EXERCISE INPUT
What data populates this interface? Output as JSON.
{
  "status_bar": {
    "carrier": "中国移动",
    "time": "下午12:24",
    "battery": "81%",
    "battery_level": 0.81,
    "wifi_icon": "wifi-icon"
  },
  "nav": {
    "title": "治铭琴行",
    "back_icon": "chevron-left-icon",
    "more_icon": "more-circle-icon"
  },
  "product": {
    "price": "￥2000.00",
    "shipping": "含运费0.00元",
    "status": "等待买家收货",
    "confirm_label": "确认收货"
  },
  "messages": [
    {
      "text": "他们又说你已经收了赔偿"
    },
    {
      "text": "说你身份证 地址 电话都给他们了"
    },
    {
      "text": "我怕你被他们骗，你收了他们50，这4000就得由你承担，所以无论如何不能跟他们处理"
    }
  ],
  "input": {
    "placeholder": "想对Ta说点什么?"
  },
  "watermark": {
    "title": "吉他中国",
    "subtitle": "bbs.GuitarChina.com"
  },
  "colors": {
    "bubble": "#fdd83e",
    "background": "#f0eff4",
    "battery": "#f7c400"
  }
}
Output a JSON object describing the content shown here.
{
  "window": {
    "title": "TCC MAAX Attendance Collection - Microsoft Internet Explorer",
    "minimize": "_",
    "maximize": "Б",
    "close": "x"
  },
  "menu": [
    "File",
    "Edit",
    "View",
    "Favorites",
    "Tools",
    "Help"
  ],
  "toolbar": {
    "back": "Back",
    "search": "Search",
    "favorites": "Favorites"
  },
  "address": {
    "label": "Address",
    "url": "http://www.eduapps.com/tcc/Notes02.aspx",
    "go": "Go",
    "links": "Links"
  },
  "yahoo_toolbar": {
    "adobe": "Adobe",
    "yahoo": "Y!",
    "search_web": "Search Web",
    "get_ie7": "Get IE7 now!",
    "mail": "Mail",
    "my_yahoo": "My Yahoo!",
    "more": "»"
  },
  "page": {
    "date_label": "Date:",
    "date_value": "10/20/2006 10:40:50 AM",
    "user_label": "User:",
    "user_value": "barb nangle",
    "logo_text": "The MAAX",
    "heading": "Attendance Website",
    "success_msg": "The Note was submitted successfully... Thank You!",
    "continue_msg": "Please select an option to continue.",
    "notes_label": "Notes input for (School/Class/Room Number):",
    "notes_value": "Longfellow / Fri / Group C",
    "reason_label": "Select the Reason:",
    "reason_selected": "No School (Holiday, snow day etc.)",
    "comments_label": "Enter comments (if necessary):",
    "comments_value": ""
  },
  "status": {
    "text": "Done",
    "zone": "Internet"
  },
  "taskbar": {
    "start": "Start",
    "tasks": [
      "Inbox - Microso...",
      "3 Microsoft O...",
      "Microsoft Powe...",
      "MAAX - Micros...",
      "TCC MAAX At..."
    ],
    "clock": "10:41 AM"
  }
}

GIVEN EXERCISE
Quote the data in full, keeping each word unchanged.

WRITTEN SOLUTION
What data populates this interface? Output as JSON.
{
  "status_bar": {
    "carrier": "中国移动",
    "time": "下午12:24",
    "battery": "81%",
    "battery_level": 0.81,
    "wifi_icon": "wifi-icon"
  },
  "nav": {
    "title": "治铭琴行",
    "back_icon": "chevron-left-icon",
    "more_icon": "more-circle-icon"
  },
  "product": {
    "price": "￥2000.00",
    "shipping": "含运费0.00元",
    "status": "等待买家收货",
    "confirm_label": "确认收货"
  },
  "messages": [
    {
      "text": "他们又说你已经收了赔偿"
    },
    {
      "text": "说你身份证 地址 电话都给他们了"
    },
    {
      "text": "我怕你被他们骗，你收了他们50，这4000就得由你承担，所以无论如何不能跟他们处理"
    }
  ],
  "input": {
    "placeholder": "想对Ta说点什么?"
  },
  "watermark": {
    "title": "吉他中国",
    "subtitle": "bbs.GuitarChina.com"
  },
  "colors": {
    "bubble": "#fdd83e",
    "background": "#f0eff4",
    "battery": "#f7c400"
  }
}
Output a JSON object describing the content shown here.
{
  "window": {
    "title": "TCC MAAX Attendance Collection - Microsoft Internet Explorer",
    "minimize": "_",
    "maximize": "Б",
    "close": "x"
  },
  "menu": [
    "File",
    "Edit",
    "View",
    "Favorites",
    "Tools",
    "Help"
  ],
  "toolbar": {
    "back": "Back",
    "search": "Search",
    "favorites": "Favorites"
  },
  "address": {
    "label": "Address",
    "url": "http://www.eduapps.com/tcc/Notes02.aspx",
    "go": "Go",
    "links": "Links"
  },
  "yahoo_toolbar": {
    "adobe": "Adobe",
    "yahoo": "Y!",
    "search_web": "Search Web",
    "get_ie7": "Get IE7 now!",
    "mail": "Mail",
    "my_yahoo": "My Yahoo!",
    "more": "»"
  },
  "page": {
    "date_label": "Date:",
    "date_value": "10/20/2006 10:40:50 AM",
    "user_label": "User:",
    "user_value": "barb nangle",
    "logo_text": "The MAAX",
    "heading": "Attendance Website",
    "success_msg": "The Note was submitted successfully... Thank You!",
    "continue_msg": "Please select an option to continue.",
    "notes_label": "Notes input for (School/Class/Room Number):",
    "notes_value": "Longfellow / Fri / Group C",
    "reason_label": "Select the Reason:",
    "reason_selected": "No School (Holiday, snow day etc.)",
    "comments_label": "Enter comments (if necessary):",
    "comments_value": ""
  },
  "status": {
    "text": "Done",
    "zone": "Internet"
  },
  "taskbar": {
    "start": "Start",
    "tasks": [
      "Inbox - Microso...",
      "3 Microsoft O...",
      "Microsoft Powe...",
      "MAAX - Micros...",
      "TCC MAAX At..."
    ],
    "clock": "10:41 AM"
  }
}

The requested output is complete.